§ **WHAT IS BEING ASKED**: Pick every line with "name" from the material below.

§ **Dataset listings of figures**:
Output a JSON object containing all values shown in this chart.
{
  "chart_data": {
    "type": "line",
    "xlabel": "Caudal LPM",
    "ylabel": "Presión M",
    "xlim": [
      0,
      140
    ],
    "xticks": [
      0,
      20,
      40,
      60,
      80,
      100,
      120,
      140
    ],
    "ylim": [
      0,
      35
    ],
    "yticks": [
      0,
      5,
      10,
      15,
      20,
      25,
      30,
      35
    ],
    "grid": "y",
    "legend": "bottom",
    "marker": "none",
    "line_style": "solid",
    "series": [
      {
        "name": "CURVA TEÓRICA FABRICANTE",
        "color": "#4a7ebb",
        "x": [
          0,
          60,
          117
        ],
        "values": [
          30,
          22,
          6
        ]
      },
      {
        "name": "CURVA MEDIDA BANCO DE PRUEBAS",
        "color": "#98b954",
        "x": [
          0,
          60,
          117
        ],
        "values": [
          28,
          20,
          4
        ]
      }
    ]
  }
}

§ **WRITTEN ANSWER**:
        "name": "CURVA TEÓRICA FABRICANTE",
        "name": "CURVA MEDIDA BANCO DE PRUEBAS",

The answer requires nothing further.